Copy the full set of lines exactly as given.
* BEGIN Material for this task *
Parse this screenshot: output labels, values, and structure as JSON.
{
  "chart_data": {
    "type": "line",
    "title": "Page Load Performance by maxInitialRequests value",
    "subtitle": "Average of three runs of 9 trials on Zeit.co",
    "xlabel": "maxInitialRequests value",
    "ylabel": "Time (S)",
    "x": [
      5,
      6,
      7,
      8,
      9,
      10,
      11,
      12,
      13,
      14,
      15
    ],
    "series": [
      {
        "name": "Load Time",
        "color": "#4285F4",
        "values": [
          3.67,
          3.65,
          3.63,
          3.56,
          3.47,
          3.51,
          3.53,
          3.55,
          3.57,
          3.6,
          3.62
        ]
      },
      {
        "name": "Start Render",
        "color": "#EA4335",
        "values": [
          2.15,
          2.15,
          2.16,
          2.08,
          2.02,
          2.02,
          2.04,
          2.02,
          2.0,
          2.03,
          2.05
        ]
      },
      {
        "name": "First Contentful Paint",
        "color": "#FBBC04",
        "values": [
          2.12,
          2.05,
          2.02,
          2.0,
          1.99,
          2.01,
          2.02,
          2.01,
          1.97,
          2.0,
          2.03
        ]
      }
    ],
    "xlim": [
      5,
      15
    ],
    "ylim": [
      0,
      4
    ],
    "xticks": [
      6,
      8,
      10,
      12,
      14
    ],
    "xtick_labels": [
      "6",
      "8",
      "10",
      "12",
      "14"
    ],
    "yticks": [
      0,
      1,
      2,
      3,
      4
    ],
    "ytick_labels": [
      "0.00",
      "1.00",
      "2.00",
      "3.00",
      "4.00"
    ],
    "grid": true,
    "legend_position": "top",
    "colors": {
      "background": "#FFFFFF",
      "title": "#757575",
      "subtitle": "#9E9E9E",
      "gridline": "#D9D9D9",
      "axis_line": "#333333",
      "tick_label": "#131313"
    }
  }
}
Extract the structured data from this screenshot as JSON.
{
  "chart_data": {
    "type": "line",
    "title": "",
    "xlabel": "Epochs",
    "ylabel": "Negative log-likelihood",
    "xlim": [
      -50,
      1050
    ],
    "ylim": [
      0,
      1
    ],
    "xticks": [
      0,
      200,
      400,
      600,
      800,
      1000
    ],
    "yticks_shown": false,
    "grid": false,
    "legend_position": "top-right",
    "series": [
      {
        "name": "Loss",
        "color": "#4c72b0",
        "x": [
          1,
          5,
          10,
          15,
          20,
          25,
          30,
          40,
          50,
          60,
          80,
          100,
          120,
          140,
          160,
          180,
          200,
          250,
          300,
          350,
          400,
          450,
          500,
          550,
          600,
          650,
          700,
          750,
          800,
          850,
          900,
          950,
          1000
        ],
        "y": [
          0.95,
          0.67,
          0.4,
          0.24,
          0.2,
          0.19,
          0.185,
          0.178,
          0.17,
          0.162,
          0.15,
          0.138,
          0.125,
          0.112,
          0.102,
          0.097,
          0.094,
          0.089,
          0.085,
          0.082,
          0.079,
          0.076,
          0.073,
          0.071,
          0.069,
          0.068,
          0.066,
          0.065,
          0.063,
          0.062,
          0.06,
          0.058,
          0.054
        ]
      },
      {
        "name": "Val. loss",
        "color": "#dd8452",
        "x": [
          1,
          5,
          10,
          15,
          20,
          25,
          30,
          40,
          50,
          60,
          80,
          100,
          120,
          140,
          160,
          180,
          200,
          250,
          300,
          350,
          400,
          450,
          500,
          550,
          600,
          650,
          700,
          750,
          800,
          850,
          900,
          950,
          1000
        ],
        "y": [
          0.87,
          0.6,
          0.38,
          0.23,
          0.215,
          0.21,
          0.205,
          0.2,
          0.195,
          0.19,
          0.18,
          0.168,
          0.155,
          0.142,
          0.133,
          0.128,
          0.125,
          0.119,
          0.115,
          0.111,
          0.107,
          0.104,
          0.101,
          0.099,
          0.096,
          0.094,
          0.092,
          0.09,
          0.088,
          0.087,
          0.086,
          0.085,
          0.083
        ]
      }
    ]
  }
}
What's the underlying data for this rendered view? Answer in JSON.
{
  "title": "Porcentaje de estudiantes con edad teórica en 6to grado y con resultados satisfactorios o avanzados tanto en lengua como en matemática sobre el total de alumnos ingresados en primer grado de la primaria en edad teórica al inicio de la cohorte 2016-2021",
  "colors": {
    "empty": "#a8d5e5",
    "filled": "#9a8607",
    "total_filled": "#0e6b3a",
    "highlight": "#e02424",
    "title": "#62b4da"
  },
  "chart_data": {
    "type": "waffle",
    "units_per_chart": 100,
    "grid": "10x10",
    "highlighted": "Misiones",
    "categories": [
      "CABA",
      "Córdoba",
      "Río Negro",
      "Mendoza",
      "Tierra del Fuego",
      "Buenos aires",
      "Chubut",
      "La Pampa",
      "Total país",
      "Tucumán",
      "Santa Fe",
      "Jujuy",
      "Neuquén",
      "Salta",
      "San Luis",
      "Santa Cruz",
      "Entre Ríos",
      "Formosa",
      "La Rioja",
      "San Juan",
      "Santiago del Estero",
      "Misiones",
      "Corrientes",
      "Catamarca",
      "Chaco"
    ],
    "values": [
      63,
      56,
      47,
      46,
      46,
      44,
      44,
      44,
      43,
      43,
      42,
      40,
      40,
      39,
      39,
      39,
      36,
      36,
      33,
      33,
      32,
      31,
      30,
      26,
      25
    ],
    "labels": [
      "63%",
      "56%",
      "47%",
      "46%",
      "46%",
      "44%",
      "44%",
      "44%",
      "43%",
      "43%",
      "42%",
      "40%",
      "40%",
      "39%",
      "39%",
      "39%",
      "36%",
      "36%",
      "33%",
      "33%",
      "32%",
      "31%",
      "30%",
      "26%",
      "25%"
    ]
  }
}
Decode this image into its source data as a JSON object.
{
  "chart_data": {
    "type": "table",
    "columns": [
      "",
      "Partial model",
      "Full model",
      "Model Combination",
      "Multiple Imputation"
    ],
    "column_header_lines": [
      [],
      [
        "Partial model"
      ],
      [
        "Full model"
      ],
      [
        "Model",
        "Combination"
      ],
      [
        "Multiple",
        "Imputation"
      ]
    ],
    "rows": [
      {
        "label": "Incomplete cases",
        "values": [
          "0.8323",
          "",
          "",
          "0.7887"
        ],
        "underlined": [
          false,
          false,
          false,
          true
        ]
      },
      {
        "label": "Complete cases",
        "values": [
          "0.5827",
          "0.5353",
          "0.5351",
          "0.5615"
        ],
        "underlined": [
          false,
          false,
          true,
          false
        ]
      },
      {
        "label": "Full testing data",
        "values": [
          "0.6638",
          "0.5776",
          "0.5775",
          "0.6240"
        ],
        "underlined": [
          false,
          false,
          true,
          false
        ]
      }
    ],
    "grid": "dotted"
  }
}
* END Material for this task *
- [Response below]
Parse this screenshot: output labels, values, and structure as JSON.
{
  "chart_data": {
    "type": "line",
    "title": "Page Load Performance by maxInitialRequests value",
    "subtitle": "Average of three runs of 9 trials on Zeit.co",
    "xlabel": "maxInitialRequests value",
    "ylabel": "Time (S)",
    "x": [
      5,
      6,
      7,
      8,
      9,
      10,
      11,
      12,
      13,
      14,
      15
    ],
    "series": [
      {
        "name": "Load Time",
        "color": "#4285F4",
        "values": [
          3.67,
          3.65,
          3.63,
          3.56,
          3.47,
          3.51,
          3.53,
          3.55,
          3.57,
          3.6,
          3.62
        ]
      },
      {
        "name": "Start Render",
        "color": "#EA4335",
        "values": [
          2.15,
          2.15,
          2.16,
          2.08,
          2.02,
          2.02,
          2.04,
          2.02,
          2.0,
          2.03,
          2.05
        ]
      },
      {
        "name": "First Contentful Paint",
        "color": "#FBBC04",
        "values": [
          2.12,
          2.05,
          2.02,
          2.0,
          1.99,
          2.01,
          2.02,
          2.01,
          1.97,
          2.0,
          2.03
        ]
      }
    ],
    "xlim": [
      5,
      15
    ],
    "ylim": [
      0,
      4
    ],
    "xticks": [
      6,
      8,
      10,
      12,
      14
    ],
    "xtick_labels": [
      "6",
      "8",
      "10",
      "12",
      "14"
    ],
    "yticks": [
      0,
      1,
      2,
      3,
      4
    ],
    "ytick_labels": [
      "0.00",
      "1.00",
      "2.00",
      "3.00",
      "4.00"
    ],
    "grid": true,
    "legend_position": "top",
    "colors": {
      "background": "#FFFFFF",
      "title": "#757575",
      "subtitle": "#9E9E9E",
      "gridline": "#D9D9D9",
      "axis_line": "#333333",
      "tick_label": "#131313"
    }
  }
}
Extract the structured data from this screenshot as JSON.
{
  "chart_data": {
    "type": "line",
    "title": "",
    "xlabel": "Epochs",
    "ylabel": "Negative log-likelihood",
    "xlim": [
      -50,
      1050
    ],
    "ylim": [
      0,
      1
    ],
    "xticks": [
      0,
      200,
      400,
      600,
      800,
      1000
    ],
    "yticks_shown": false,
    "grid": false,
    "legend_position": "top-right",
    "series": [
      {
        "name": "Loss",
        "color": "#4c72b0",
        "x": [
          1,
          5,
          10,
          15,
          20,
          25,
          30,
          40,
          50,
          60,
          80,
          100,
          120,
          140,
          160,
          180,
          200,
          250,
          300,
          350,
          400,
          450,
          500,
          550,
          600,
          650,
          700,
          750,
          800,
          850,
          900,
          950,
          1000
        ],
        "y": [
          0.95,
          0.67,
          0.4,
          0.24,
          0.2,
          0.19,
          0.185,
          0.178,
          0.17,
          0.162,
          0.15,
          0.138,
          0.125,
          0.112,
          0.102,
          0.097,
          0.094,
          0.089,
          0.085,
          0.082,
          0.079,
          0.076,
          0.073,
          0.071,
          0.069,
          0.068,
          0.066,
          0.065,
          0.063,
          0.062,
          0.06,
          0.058,
          0.054
        ]
      },
      {
        "name": "Val. loss",
        "color": "#dd8452",
        "x": [
          1,
          5,
          10,
          15,
          20,
          25,
          30,
          40,
          50,
          60,
          80,
          100,
          120,
          140,
          160,
          180,
          200,
          250,
          300,
          350,
          400,
          450,
          500,
          550,
          600,
          650,
          700,
          750,
          800,
          850,
          900,
          950,
          1000
        ],
        "y": [
          0.87,
          0.6,
          0.38,
          0.23,
          0.215,
          0.21,
          0.205,
          0.2,
          0.195,
          0.19,
          0.18,
          0.168,
          0.155,
          0.142,
          0.133,
          0.128,
          0.125,
          0.119,
          0.115,
          0.111,
          0.107,
          0.104,
          0.101,
          0.099,
          0.096,
          0.094,
          0.092,
          0.09,
          0.088,
          0.087,
          0.086,
          0.085,
          0.083
        ]
      }
    ]
  }
}
What's the underlying data for this rendered view? Answer in JSON.
{
  "title": "Porcentaje de estudiantes con edad teórica en 6to grado y con resultados satisfactorios o avanzados tanto en lengua como en matemática sobre el total de alumnos ingresados en primer grado de la primaria en edad teórica al inicio de la cohorte 2016-2021",
  "colors": {
    "empty": "#a8d5e5",
    "filled": "#9a8607",
    "total_filled": "#0e6b3a",
    "highlight": "#e02424",
    "title": "#62b4da"
  },
  "chart_data": {
    "type": "waffle",
    "units_per_chart": 100,
    "grid": "10x10",
    "highlighted": "Misiones",
    "categories": [
      "CABA",
      "Córdoba",
      "Río Negro",
      "Mendoza",
      "Tierra del Fuego",
      "Buenos aires",
      "Chubut",
      "La Pampa",
      "Total país",
      "Tucumán",
      "Santa Fe",
      "Jujuy",
      "Neuquén",
      "Salta",
      "San Luis",
      "Santa Cruz",
      "Entre Ríos",
      "Formosa",
      "La Rioja",
      "San Juan",
      "Santiago del Estero",
      "Misiones",
      "Corrientes",
      "Catamarca",
      "Chaco"
    ],
    "values": [
      63,
      56,
      47,
      46,
      46,
      44,
      44,
      44,
      43,
      43,
      42,
      40,
      40,
      39,
      39,
      39,
      36,
      36,
      33,
      33,
      32,
      31,
      30,
      26,
      25
    ],
    "labels": [
      "63%",
      "56%",
      "47%",
      "46%",
      "46%",
      "44%",
      "44%",
      "44%",
      "43%",
      "43%",
      "42%",
      "40%",
      "40%",
      "39%",
      "39%",
      "39%",
      "36%",
      "36%",
      "33%",
      "33%",
      "32%",
      "31%",
      "30%",
      "26%",
      "25%"
    ]
  }
}
Decode this image into its source data as a JSON object.
{
  "chart_data": {
    "type": "table",
    "columns": [
      "",
      "Partial model",
      "Full model",
      "Model Combination",
      "Multiple Imputation"
    ],
    "column_header_lines": [
      [],
      [
        "Partial model"
      ],
      [
        "Full model"
      ],
      [
        "Model",
        "Combination"
      ],
      [
        "Multiple",
        "Imputation"
      ]
    ],
    "rows": [
      {
        "label": "Incomplete cases",
        "values": [
          "0.8323",
          "",
          "",
          "0.7887"
        ],
        "underlined": [
          false,
          false,
          false,
          true
        ]
      },
      {
        "label": "Complete cases",
        "values": [
          "0.5827",
          "0.5353",
          "0.5351",
          "0.5615"
        ],
        "underlined": [
          false,
          false,
          true,
          false
        ]
      },
      {
        "label": "Full testing data",
        "values": [
          "0.6638",
          "0.5776",
          "0.5775",
          "0.6240"
        ],
        "underlined": [
          false,
          false,
          true,
          false
        ]
      }
    ],
    "grid": "dotted"
  }
}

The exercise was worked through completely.